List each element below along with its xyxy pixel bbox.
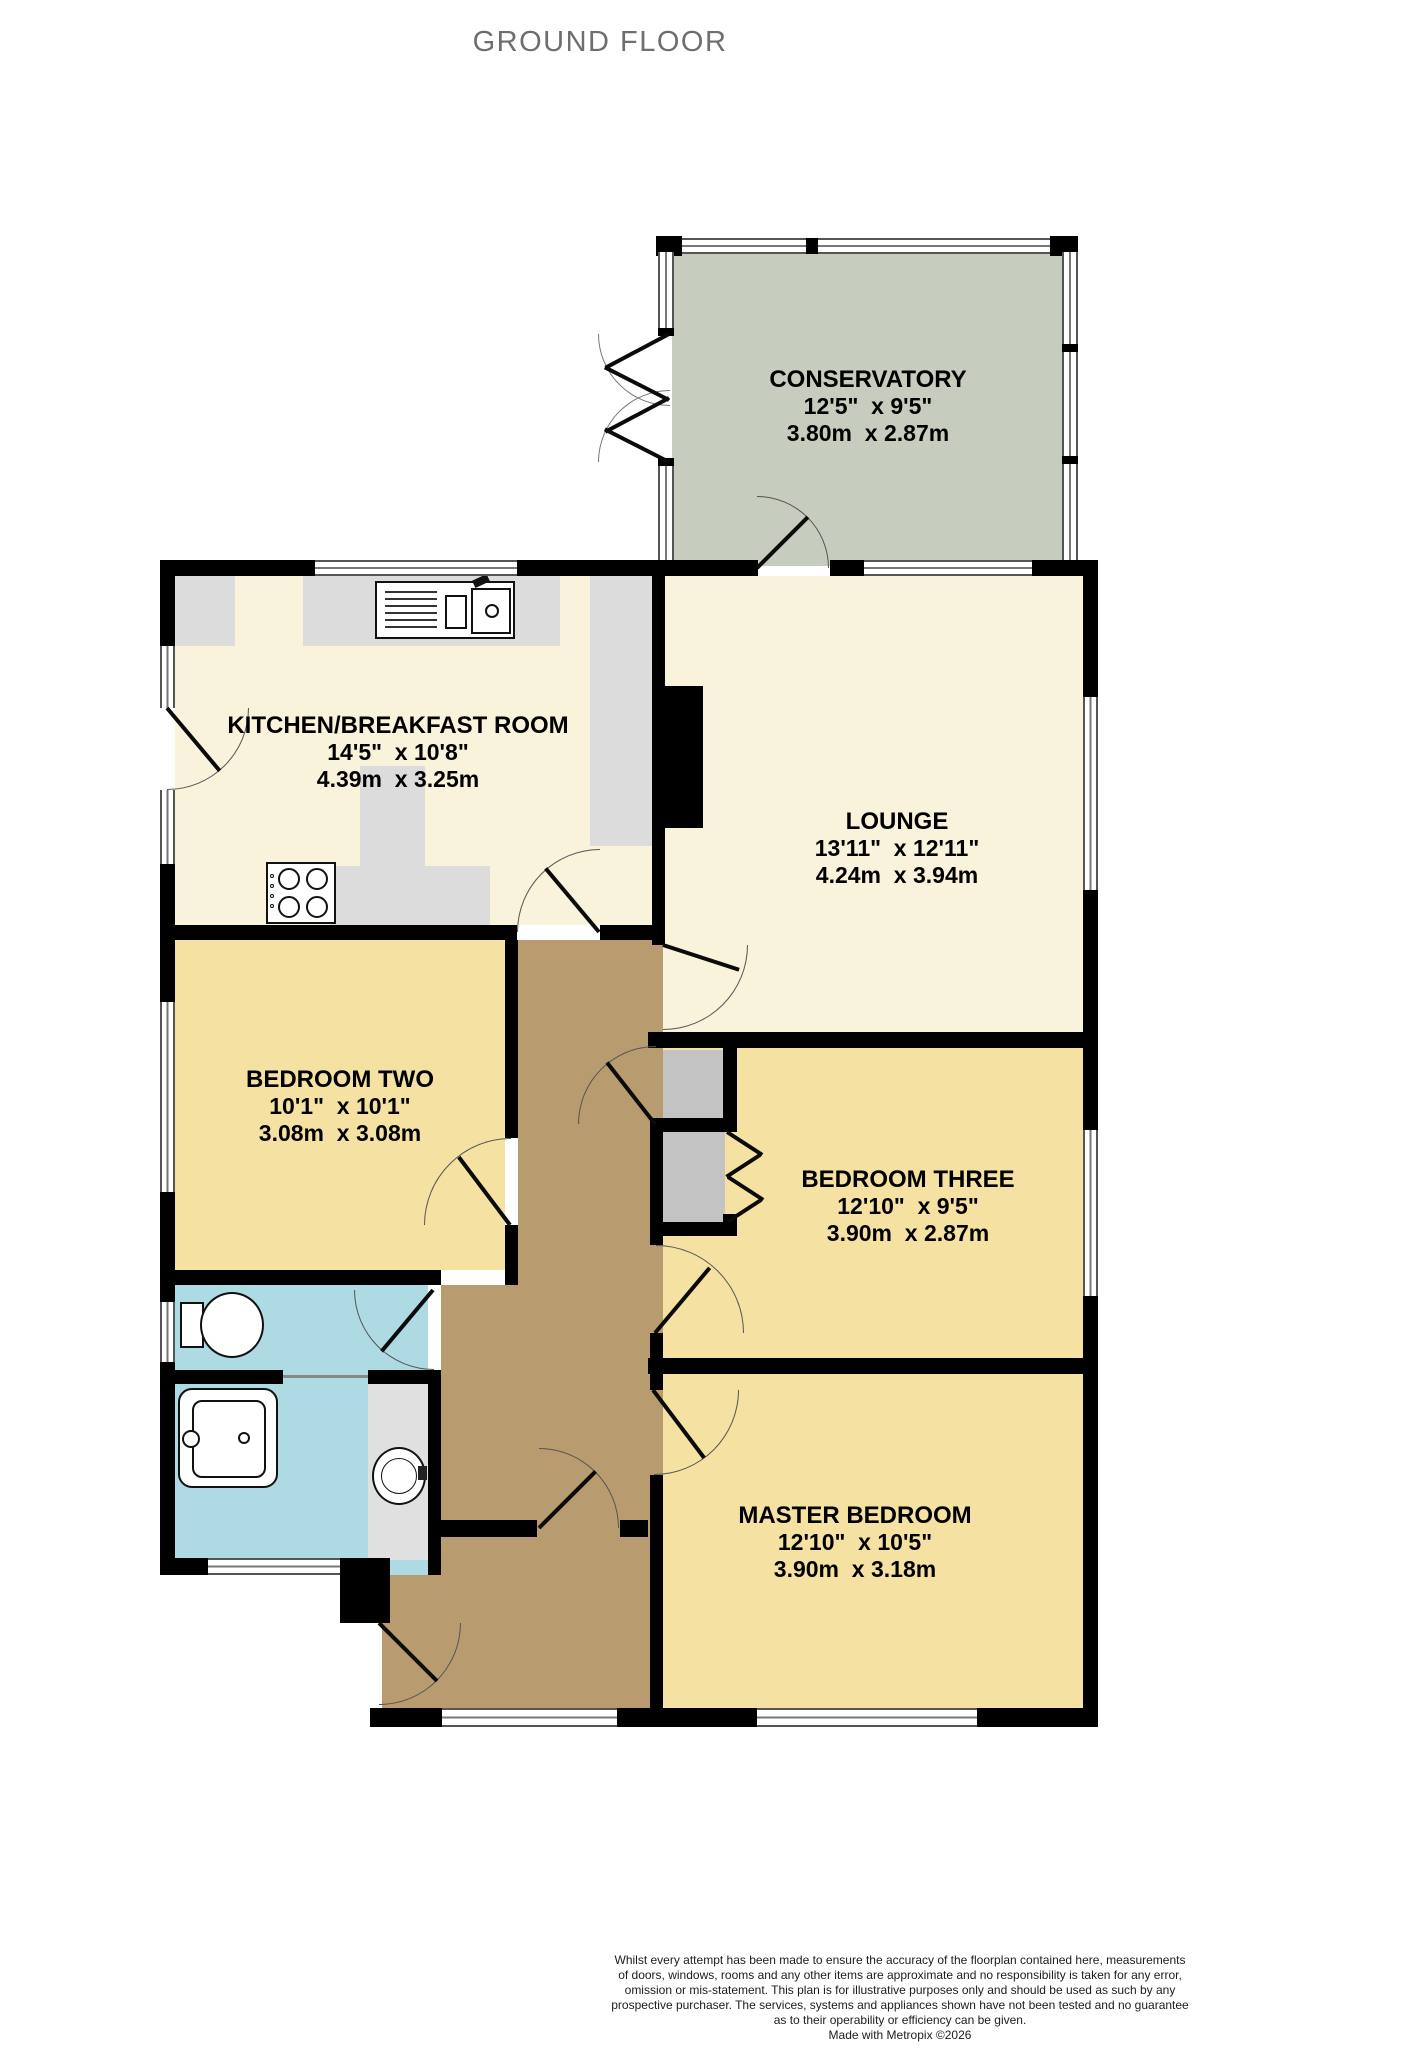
wall — [441, 1520, 537, 1537]
wall — [160, 1192, 175, 1302]
wall — [428, 1370, 441, 1575]
label-lounge: LOUNGE 13'11" x 12'11" 4.24m x 3.94m — [815, 808, 980, 889]
burner — [278, 896, 300, 918]
wall — [160, 1362, 175, 1575]
burner — [278, 868, 300, 890]
basin-tap-icon — [418, 1466, 427, 1480]
window — [757, 1708, 977, 1727]
sink-main-bowl — [471, 588, 511, 634]
wall — [370, 1708, 442, 1727]
wall — [160, 1558, 208, 1575]
wall — [1083, 890, 1098, 1130]
disclaimer-line: prospective purchaser. The services, sys… — [560, 1998, 1240, 2013]
wall — [1062, 456, 1078, 464]
floorplan: GROUND FLOOR — [0, 0, 1406, 2048]
wall — [806, 238, 818, 254]
partition-line — [283, 1375, 368, 1378]
wall — [650, 1118, 737, 1132]
window — [160, 1302, 175, 1362]
disclaimer-line: omission or mis-statement. This plan is … — [560, 1983, 1240, 1998]
sink-drain — [485, 604, 499, 618]
window — [160, 646, 175, 708]
kitchen-sink-icon — [375, 581, 515, 639]
kitchen-counter — [590, 576, 652, 846]
entrance-hall — [441, 1532, 659, 1710]
window — [864, 560, 1032, 576]
metropix-credit: Made with Metropix ©2026 — [560, 2028, 1240, 2043]
knob — [270, 904, 274, 908]
label-master-bedroom: MASTER BEDROOM 12'10" x 10'5" 3.90m x 3.… — [738, 1502, 971, 1583]
sink-small-bowl — [445, 595, 467, 629]
bath-tap-icon — [182, 1430, 200, 1448]
knob — [270, 894, 274, 898]
sink-drainer — [385, 591, 437, 631]
window — [442, 1708, 617, 1727]
wall — [977, 1708, 1098, 1727]
closet-bedroom-three — [663, 1130, 725, 1222]
basin-bowl — [381, 1458, 417, 1494]
label-bedroom-two: BEDROOM TWO 10'1" x 10'1" 3.08m x 3.08m — [246, 1066, 434, 1147]
hob-icon — [266, 862, 336, 924]
disclaimer-line: as to their operability or efficiency ca… — [560, 2013, 1240, 2028]
disclaimer-line: Whilst every attempt has been made to en… — [560, 1953, 1240, 1968]
wall — [650, 1222, 737, 1236]
chimney-breast — [665, 686, 703, 828]
window — [1083, 1130, 1098, 1296]
knob — [270, 884, 274, 888]
bath-drain — [238, 1432, 250, 1444]
label-conservatory: CONSERVATORY 12'5" x 9'5" 3.80m x 2.87m — [769, 366, 966, 447]
wall — [517, 560, 672, 576]
wall — [505, 1225, 518, 1285]
page-title: GROUND FLOOR — [473, 26, 728, 59]
wall — [160, 1270, 441, 1285]
kitchen-counter — [330, 866, 490, 926]
label-bedroom-three: BEDROOM THREE 12'10" x 9'5" 3.90m x 2.87… — [801, 1166, 1014, 1247]
window — [1062, 352, 1078, 456]
burner — [306, 896, 328, 918]
wall — [620, 1520, 648, 1537]
kitchen-counter-gap — [235, 576, 303, 646]
window — [1062, 464, 1078, 560]
window — [160, 790, 175, 864]
wall — [505, 940, 518, 1138]
window — [160, 1002, 175, 1192]
wall — [160, 560, 315, 576]
toilet-bowl — [200, 1292, 264, 1358]
wall — [830, 560, 864, 576]
wall — [617, 1708, 757, 1727]
wall — [652, 576, 665, 945]
wall — [160, 560, 175, 646]
closet-hall — [663, 1050, 723, 1118]
wall — [1032, 560, 1098, 576]
burner — [306, 868, 328, 890]
wall — [1083, 576, 1098, 697]
window — [818, 238, 1050, 254]
window — [682, 238, 806, 254]
wall — [340, 1558, 390, 1623]
knob — [270, 874, 274, 878]
label-kitchen: KITCHEN/BREAKFAST ROOM 14'5" x 10'8" 4.3… — [227, 712, 568, 793]
window — [658, 252, 674, 328]
wall — [648, 1032, 1098, 1048]
bath-icon — [178, 1388, 278, 1488]
disclaimer: Whilst every attempt has been made to en… — [560, 1953, 1240, 2043]
bath-tub — [192, 1400, 266, 1478]
wall — [650, 1475, 663, 1710]
window — [1083, 697, 1098, 890]
window — [208, 1558, 342, 1575]
wall — [160, 1370, 283, 1384]
wall — [1062, 344, 1078, 352]
window — [1062, 252, 1078, 344]
wall — [648, 1358, 1098, 1374]
wall — [160, 925, 517, 940]
disclaimer-line: of doors, windows, rooms and any other i… — [560, 1968, 1240, 1983]
window — [315, 560, 517, 576]
window — [658, 466, 674, 560]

_Your task_:
Collect each line of the material above that contains the word "FLOOR", and copy those lines in full.

_Solution for this exercise_:
floorplan: GROUND FLOOR — [0, 0, 1406, 2048]
page-title: GROUND FLOOR — [473, 26, 728, 59]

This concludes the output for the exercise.